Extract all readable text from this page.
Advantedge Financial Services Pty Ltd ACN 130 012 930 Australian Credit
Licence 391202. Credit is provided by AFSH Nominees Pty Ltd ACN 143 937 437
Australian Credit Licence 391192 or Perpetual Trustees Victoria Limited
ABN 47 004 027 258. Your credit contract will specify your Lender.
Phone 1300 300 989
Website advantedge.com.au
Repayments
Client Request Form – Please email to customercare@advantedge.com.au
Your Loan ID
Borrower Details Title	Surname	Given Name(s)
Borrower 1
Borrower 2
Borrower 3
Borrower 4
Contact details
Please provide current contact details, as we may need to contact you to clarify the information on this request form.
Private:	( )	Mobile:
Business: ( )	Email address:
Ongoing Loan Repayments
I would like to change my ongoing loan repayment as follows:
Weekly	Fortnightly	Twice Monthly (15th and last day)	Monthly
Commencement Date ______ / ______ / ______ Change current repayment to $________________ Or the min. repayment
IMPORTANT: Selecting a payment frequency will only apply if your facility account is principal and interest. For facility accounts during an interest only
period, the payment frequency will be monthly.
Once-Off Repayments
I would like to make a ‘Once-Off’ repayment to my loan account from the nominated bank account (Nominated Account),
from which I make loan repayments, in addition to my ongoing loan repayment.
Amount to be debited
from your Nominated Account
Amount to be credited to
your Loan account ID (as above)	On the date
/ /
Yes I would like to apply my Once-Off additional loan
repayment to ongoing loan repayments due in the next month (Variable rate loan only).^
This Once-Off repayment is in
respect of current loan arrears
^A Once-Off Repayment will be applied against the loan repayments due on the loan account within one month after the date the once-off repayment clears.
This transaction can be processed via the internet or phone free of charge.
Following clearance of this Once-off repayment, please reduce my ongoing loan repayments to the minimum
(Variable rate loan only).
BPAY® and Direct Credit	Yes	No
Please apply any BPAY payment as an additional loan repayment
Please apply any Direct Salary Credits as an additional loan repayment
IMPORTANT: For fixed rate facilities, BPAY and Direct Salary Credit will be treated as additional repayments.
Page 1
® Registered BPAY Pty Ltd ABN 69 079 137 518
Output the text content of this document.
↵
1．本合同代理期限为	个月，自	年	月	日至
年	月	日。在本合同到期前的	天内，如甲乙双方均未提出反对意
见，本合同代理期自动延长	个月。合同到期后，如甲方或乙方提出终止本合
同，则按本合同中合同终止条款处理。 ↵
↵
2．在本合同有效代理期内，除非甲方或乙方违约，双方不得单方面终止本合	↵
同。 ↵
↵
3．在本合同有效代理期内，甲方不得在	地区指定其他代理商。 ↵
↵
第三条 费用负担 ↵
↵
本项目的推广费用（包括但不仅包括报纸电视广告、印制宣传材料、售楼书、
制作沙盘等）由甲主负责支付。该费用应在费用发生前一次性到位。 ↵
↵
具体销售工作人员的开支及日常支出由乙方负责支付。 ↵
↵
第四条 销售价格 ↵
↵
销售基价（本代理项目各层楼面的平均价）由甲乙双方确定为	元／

**Stated exercise:** Reproduce exactly the line that holds "Output the text content of this document.", then every line after it, ending with the final line of the records above.

**Problem solution:**
Output the text content of this document.
↵
1．本合同代理期限为	个月，自	年	月	日至
年	月	日。在本合同到期前的	天内，如甲乙双方均未提出反对意
见，本合同代理期自动延长	个月。合同到期后，如甲方或乙方提出终止本合
同，则按本合同中合同终止条款处理。 ↵
↵
2．在本合同有效代理期内，除非甲方或乙方违约，双方不得单方面终止本合	↵
同。 ↵
↵
3．在本合同有效代理期内，甲方不得在	地区指定其他代理商。 ↵
↵
第三条 费用负担 ↵
↵
本项目的推广费用（包括但不仅包括报纸电视广告、印制宣传材料、售楼书、
制作沙盘等）由甲主负责支付。该费用应在费用发生前一次性到位。 ↵
↵
具体销售工作人员的开支及日常支出由乙方负责支付。 ↵
↵
第四条 销售价格 ↵
↵
销售基价（本代理项目各层楼面的平均价）由甲乙双方确定为	元／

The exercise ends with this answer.